What you will do: Repeat each record exactly as written, and drop any images.

----------

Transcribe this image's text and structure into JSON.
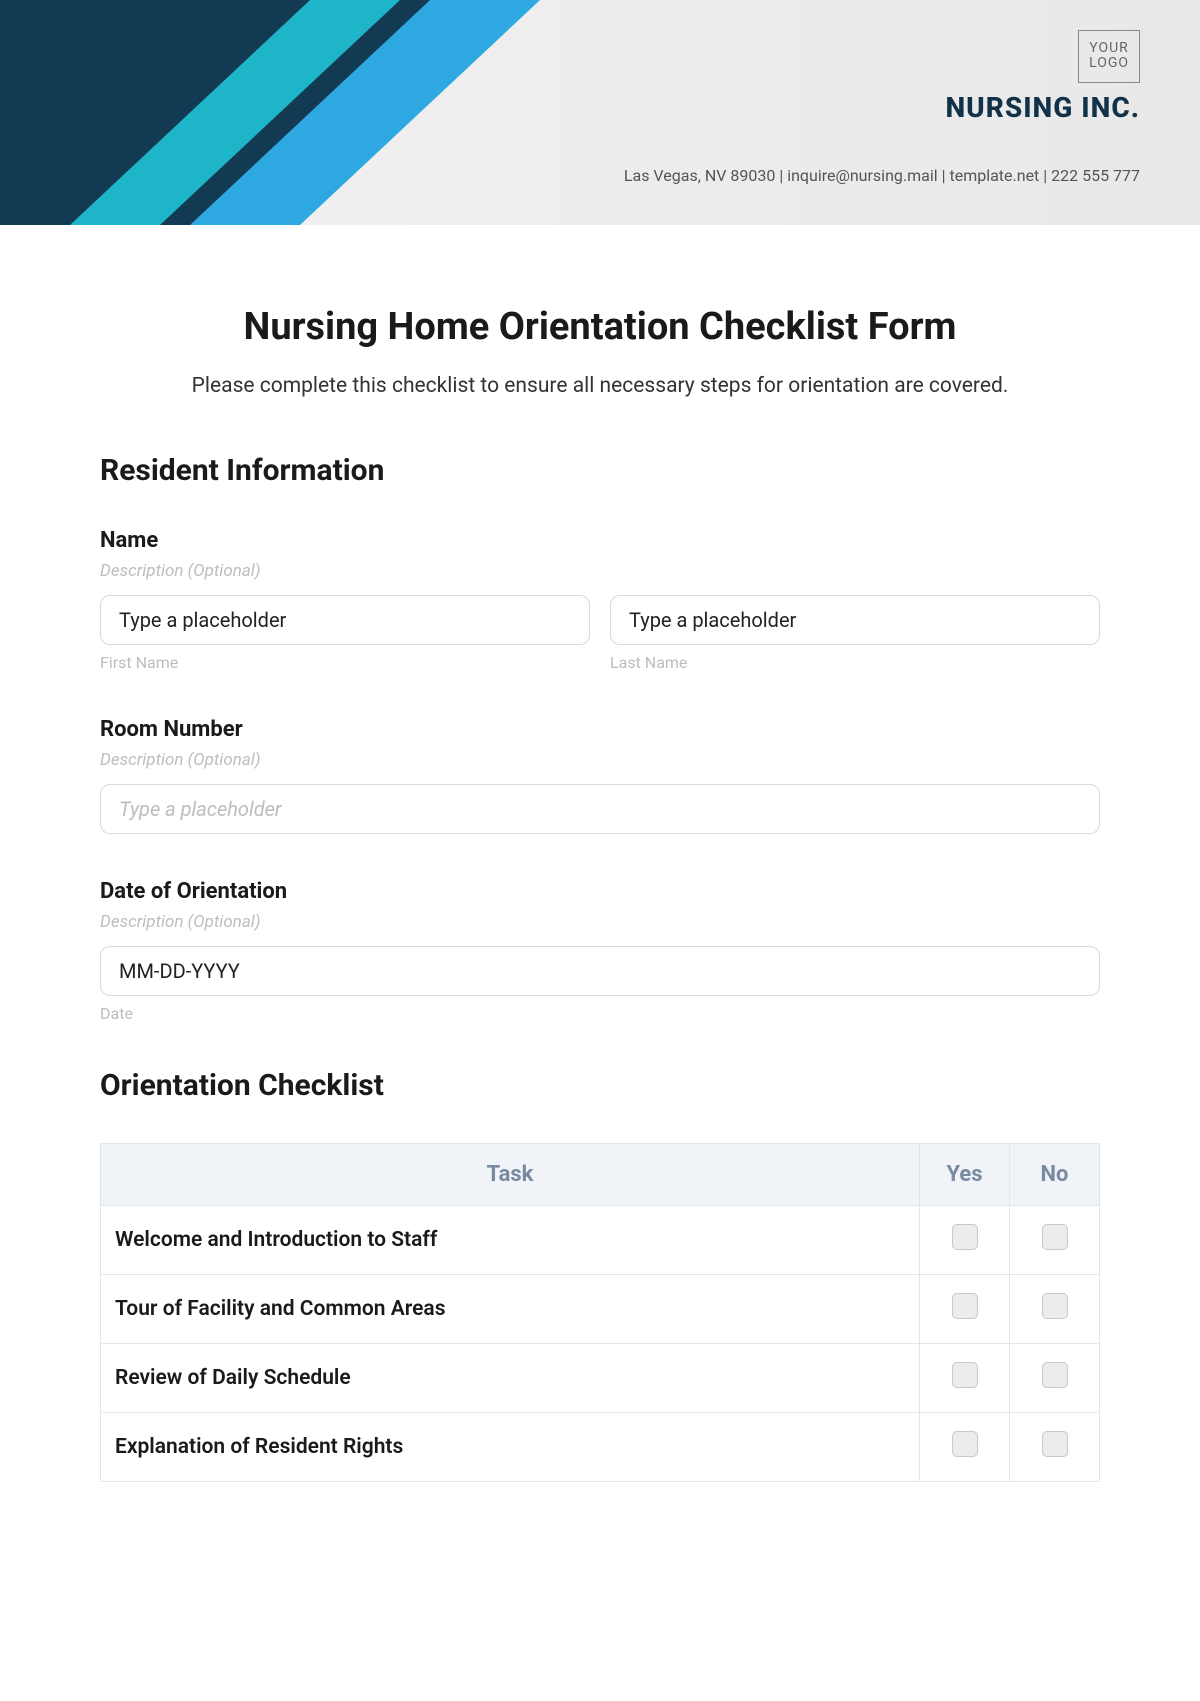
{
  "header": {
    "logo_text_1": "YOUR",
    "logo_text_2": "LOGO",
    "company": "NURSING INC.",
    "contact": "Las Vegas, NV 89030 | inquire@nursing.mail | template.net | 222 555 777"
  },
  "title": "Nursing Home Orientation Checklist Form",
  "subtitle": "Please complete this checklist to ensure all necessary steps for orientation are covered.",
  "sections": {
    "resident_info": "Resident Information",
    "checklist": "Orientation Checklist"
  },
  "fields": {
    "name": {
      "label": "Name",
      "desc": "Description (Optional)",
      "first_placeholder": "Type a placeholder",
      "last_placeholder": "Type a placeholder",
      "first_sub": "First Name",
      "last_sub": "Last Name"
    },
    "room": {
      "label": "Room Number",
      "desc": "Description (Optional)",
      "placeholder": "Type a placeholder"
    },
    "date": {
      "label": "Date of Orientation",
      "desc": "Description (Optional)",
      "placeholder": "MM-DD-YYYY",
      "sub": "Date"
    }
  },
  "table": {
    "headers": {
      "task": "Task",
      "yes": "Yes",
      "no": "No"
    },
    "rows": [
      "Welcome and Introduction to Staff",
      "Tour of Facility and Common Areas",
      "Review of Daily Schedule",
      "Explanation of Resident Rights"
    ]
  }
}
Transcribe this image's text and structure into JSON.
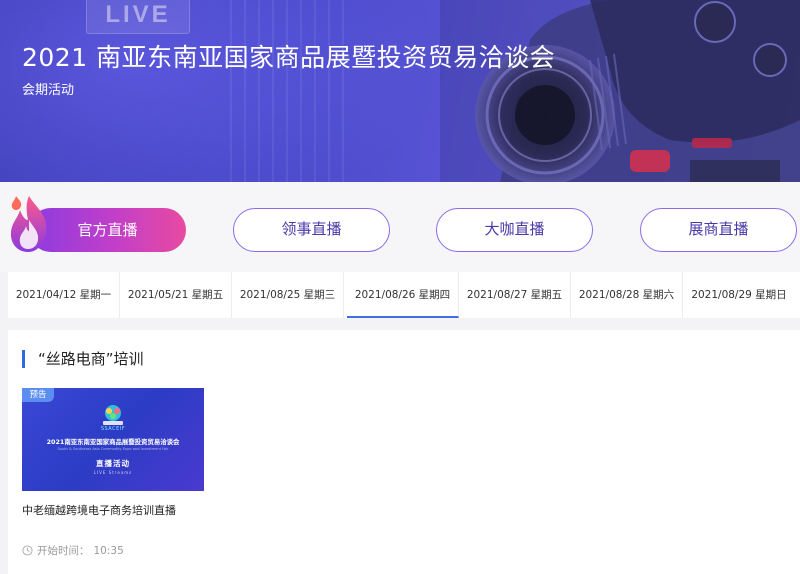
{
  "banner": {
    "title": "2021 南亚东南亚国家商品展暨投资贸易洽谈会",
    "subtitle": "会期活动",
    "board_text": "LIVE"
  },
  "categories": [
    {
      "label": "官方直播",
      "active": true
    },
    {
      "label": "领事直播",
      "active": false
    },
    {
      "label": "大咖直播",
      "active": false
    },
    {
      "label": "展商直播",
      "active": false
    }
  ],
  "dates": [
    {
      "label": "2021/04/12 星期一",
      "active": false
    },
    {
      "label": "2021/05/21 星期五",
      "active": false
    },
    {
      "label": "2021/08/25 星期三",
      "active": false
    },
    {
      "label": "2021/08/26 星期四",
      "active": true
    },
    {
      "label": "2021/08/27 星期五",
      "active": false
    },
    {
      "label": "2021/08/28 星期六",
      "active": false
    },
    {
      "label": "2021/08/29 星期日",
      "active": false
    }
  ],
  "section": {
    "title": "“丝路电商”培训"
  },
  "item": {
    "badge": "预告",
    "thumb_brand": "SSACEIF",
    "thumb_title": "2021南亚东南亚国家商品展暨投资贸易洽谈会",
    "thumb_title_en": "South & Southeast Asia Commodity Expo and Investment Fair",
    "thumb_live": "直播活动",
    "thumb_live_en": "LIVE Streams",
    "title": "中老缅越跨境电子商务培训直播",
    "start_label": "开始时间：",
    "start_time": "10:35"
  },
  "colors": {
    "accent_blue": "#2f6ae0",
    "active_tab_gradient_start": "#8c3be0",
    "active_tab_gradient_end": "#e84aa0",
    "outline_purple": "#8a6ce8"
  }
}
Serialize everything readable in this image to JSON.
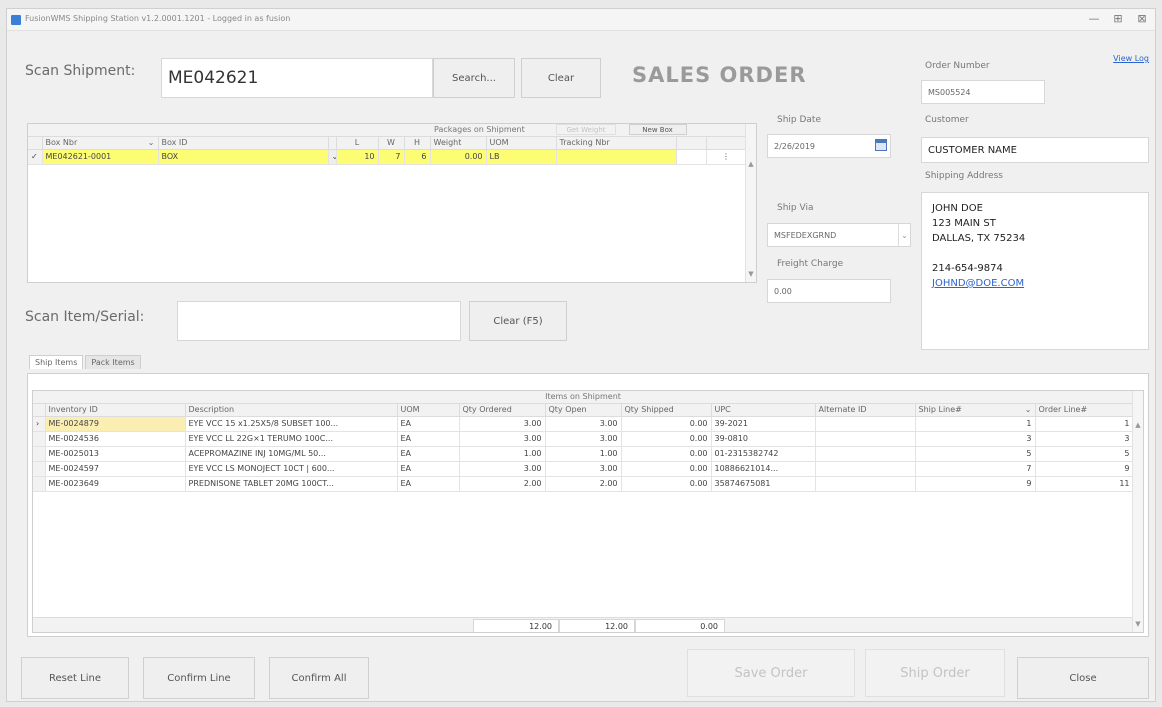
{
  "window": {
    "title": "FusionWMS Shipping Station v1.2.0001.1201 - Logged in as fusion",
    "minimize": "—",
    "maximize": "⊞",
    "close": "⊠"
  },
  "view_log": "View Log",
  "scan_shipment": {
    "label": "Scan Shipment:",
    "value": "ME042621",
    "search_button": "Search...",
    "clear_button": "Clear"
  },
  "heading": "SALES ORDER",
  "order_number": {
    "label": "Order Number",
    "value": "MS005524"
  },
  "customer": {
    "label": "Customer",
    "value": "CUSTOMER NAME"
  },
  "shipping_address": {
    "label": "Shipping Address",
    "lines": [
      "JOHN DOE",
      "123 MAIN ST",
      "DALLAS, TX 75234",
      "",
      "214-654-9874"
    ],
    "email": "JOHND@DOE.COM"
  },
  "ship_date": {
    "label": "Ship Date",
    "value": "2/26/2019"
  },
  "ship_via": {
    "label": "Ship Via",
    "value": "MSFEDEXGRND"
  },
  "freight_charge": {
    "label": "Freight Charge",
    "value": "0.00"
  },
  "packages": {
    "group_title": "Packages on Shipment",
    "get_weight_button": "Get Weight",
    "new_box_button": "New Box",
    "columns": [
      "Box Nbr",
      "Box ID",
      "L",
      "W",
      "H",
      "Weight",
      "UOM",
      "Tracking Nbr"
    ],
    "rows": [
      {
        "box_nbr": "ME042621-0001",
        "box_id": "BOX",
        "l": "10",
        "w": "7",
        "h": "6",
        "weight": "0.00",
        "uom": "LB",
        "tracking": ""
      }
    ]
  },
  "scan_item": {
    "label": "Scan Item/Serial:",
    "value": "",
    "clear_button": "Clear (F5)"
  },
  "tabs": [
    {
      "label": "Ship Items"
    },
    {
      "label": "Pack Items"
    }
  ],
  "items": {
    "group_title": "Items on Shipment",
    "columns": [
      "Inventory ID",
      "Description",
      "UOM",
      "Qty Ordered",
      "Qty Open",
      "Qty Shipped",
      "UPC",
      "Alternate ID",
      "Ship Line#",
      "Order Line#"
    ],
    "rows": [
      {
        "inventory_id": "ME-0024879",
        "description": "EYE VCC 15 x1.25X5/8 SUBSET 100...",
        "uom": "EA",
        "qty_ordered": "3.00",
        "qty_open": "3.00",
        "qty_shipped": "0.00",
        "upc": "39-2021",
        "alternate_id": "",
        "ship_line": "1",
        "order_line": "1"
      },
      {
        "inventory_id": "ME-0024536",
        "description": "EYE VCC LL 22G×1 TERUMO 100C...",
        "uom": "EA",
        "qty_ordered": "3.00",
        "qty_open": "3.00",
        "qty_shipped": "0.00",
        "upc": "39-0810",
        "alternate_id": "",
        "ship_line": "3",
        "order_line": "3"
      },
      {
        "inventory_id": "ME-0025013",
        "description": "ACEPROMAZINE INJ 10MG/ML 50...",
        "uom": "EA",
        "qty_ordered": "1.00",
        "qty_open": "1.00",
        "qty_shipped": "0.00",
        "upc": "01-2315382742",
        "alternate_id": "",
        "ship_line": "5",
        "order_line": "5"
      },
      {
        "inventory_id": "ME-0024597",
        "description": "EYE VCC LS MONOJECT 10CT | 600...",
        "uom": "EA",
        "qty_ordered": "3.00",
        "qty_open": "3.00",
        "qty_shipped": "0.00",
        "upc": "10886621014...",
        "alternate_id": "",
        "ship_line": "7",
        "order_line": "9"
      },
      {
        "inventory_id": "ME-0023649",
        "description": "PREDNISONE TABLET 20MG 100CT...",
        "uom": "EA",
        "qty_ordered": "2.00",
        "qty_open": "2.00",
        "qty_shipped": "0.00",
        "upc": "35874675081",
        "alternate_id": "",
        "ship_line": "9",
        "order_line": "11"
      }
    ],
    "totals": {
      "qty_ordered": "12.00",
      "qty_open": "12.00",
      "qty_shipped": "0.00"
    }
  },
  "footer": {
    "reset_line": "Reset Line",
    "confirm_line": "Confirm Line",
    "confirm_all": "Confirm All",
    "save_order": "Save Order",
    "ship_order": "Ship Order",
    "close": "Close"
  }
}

----------

Completed exercise:
Transcribe this image's text and structure into JSON.
{
  "header": {
    "logo_text_1": "YOUR",
    "logo_text_2": "LOGO",
    "company": "NURSING INC.",
    "contact": "Las Vegas, NV 89030 | inquire@nursing.mail | template.net | 222 555 777"
  },
  "title": "Nursing Home Orientation Checklist Form",
  "subtitle": "Please complete this checklist to ensure all necessary steps for orientation are covered.",
  "sections": {
    "resident_info": "Resident Information",
    "checklist": "Orientation Checklist"
  },
  "fields": {
    "name": {
      "label": "Name",
      "desc": "Description (Optional)",
      "first_placeholder": "Type a placeholder",
      "last_placeholder": "Type a placeholder",
      "first_sub": "First Name",
      "last_sub": "Last Name"
    },
    "room": {
      "label": "Room Number",
      "desc": "Description (Optional)",
      "placeholder": "Type a placeholder"
    },
    "date": {
      "label": "Date of Orientation",
      "desc": "Description (Optional)",
      "placeholder": "MM-DD-YYYY",
      "sub": "Date"
    }
  },
  "table": {
    "headers": {
      "task": "Task",
      "yes": "Yes",
      "no": "No"
    },
    "rows": [
      "Welcome and Introduction to Staff",
      "Tour of Facility and Common Areas",
      "Review of Daily Schedule",
      "Explanation of Resident Rights"
    ]
  }
}
Transcribe this image's text and structure into JSON.
{
  "banner": {
    "title": "2021 南亚东南亚国家商品展暨投资贸易洽谈会",
    "subtitle": "会期活动",
    "board_text": "LIVE"
  },
  "categories": [
    {
      "label": "官方直播",
      "active": true
    },
    {
      "label": "领事直播",
      "active": false
    },
    {
      "label": "大咖直播",
      "active": false
    },
    {
      "label": "展商直播",
      "active": false
    }
  ],
  "dates": [
    {
      "label": "2021/04/12 星期一",
      "active": false
    },
    {
      "label": "2021/05/21 星期五",
      "active": false
    },
    {
      "label": "2021/08/25 星期三",
      "active": false
    },
    {
      "label": "2021/08/26 星期四",
      "active": true
    },
    {
      "label": "2021/08/27 星期五",
      "active": false
    },
    {
      "label": "2021/08/28 星期六",
      "active": false
    },
    {
      "label": "2021/08/29 星期日",
      "active": false
    }
  ],
  "section": {
    "title": "“丝路电商”培训"
  },
  "item": {
    "badge": "预告",
    "thumb_brand": "SSACEIF",
    "thumb_title": "2021南亚东南亚国家商品展暨投资贸易洽谈会",
    "thumb_title_en": "South & Southeast Asia Commodity Expo and Investment Fair",
    "thumb_live": "直播活动",
    "thumb_live_en": "LIVE Streams",
    "title": "中老缅越跨境电子商务培训直播",
    "start_label": "开始时间：",
    "start_time": "10:35"
  },
  "colors": {
    "accent_blue": "#2f6ae0",
    "active_tab_gradient_start": "#8c3be0",
    "active_tab_gradient_end": "#e84aa0",
    "outline_purple": "#8a6ce8"
  }
}
Serialize everything readable in this image to JSON.
{
  "window": {
    "title": "FusionWMS Shipping Station v1.2.0001.1201 - Logged in as fusion",
    "minimize": "—",
    "maximize": "⊞",
    "close": "⊠"
  },
  "view_log": "View Log",
  "scan_shipment": {
    "label": "Scan Shipment:",
    "value": "ME042621",
    "search_button": "Search...",
    "clear_button": "Clear"
  },
  "heading": "SALES ORDER",
  "order_number": {
    "label": "Order Number",
    "value": "MS005524"
  },
  "customer": {
    "label": "Customer",
    "value": "CUSTOMER NAME"
  },
  "shipping_address": {
    "label": "Shipping Address",
    "lines": [
      "JOHN DOE",
      "123 MAIN ST",
      "DALLAS, TX 75234",
      "",
      "214-654-9874"
    ],
    "email": "JOHND@DOE.COM"
  },
  "ship_date": {
    "label": "Ship Date",
    "value": "2/26/2019"
  },
  "ship_via": {
    "label": "Ship Via",
    "value": "MSFEDEXGRND"
  },
  "freight_charge": {
    "label": "Freight Charge",
    "value": "0.00"
  },
  "packages": {
    "group_title": "Packages on Shipment",
    "get_weight_button": "Get Weight",
    "new_box_button": "New Box",
    "columns": [
      "Box Nbr",
      "Box ID",
      "L",
      "W",
      "H",
      "Weight",
      "UOM",
      "Tracking Nbr"
    ],
    "rows": [
      {
        "box_nbr": "ME042621-0001",
        "box_id": "BOX",
        "l": "10",
        "w": "7",
        "h": "6",
        "weight": "0.00",
        "uom": "LB",
        "tracking": ""
      }
    ]
  },
  "scan_item": {
    "label": "Scan Item/Serial:",
    "value": "",
    "clear_button": "Clear (F5)"
  },
  "tabs": [
    {
      "label": "Ship Items"
    },
    {
      "label": "Pack Items"
    }
  ],
  "items": {
    "group_title": "Items on Shipment",
    "columns": [
      "Inventory ID",
      "Description",
      "UOM",
      "Qty Ordered",
      "Qty Open",
      "Qty Shipped",
      "UPC",
      "Alternate ID",
      "Ship Line#",
      "Order Line#"
    ],
    "rows": [
      {
        "inventory_id": "ME-0024879",
        "description": "EYE VCC 15 x1.25X5/8 SUBSET 100...",
        "uom": "EA",
        "qty_ordered": "3.00",
        "qty_open": "3.00",
        "qty_shipped": "0.00",
        "upc": "39-2021",
        "alternate_id": "",
        "ship_line": "1",
        "order_line": "1"
      },
      {
        "inventory_id": "ME-0024536",
        "description": "EYE VCC LL 22G×1 TERUMO 100C...",
        "uom": "EA",
        "qty_ordered": "3.00",
        "qty_open": "3.00",
        "qty_shipped": "0.00",
        "upc": "39-0810",
        "alternate_id": "",
        "ship_line": "3",
        "order_line": "3"
      },
      {
        "inventory_id": "ME-0025013",
        "description": "ACEPROMAZINE INJ 10MG/ML 50...",
        "uom": "EA",
        "qty_ordered": "1.00",
        "qty_open": "1.00",
        "qty_shipped": "0.00",
        "upc": "01-2315382742",
        "alternate_id": "",
        "ship_line": "5",
        "order_line": "5"
      },
      {
        "inventory_id": "ME-0024597",
        "description": "EYE VCC LS MONOJECT 10CT | 600...",
        "uom": "EA",
        "qty_ordered": "3.00",
        "qty_open": "3.00",
        "qty_shipped": "0.00",
        "upc": "10886621014...",
        "alternate_id": "",
        "ship_line": "7",
        "order_line": "9"
      },
      {
        "inventory_id": "ME-0023649",
        "description": "PREDNISONE TABLET 20MG 100CT...",
        "uom": "EA",
        "qty_ordered": "2.00",
        "qty_open": "2.00",
        "qty_shipped": "0.00",
        "upc": "35874675081",
        "alternate_id": "",
        "ship_line": "9",
        "order_line": "11"
      }
    ],
    "totals": {
      "qty_ordered": "12.00",
      "qty_open": "12.00",
      "qty_shipped": "0.00"
    }
  },
  "footer": {
    "reset_line": "Reset Line",
    "confirm_line": "Confirm Line",
    "confirm_all": "Confirm All",
    "save_order": "Save Order",
    "ship_order": "Ship Order",
    "close": "Close"
  }
}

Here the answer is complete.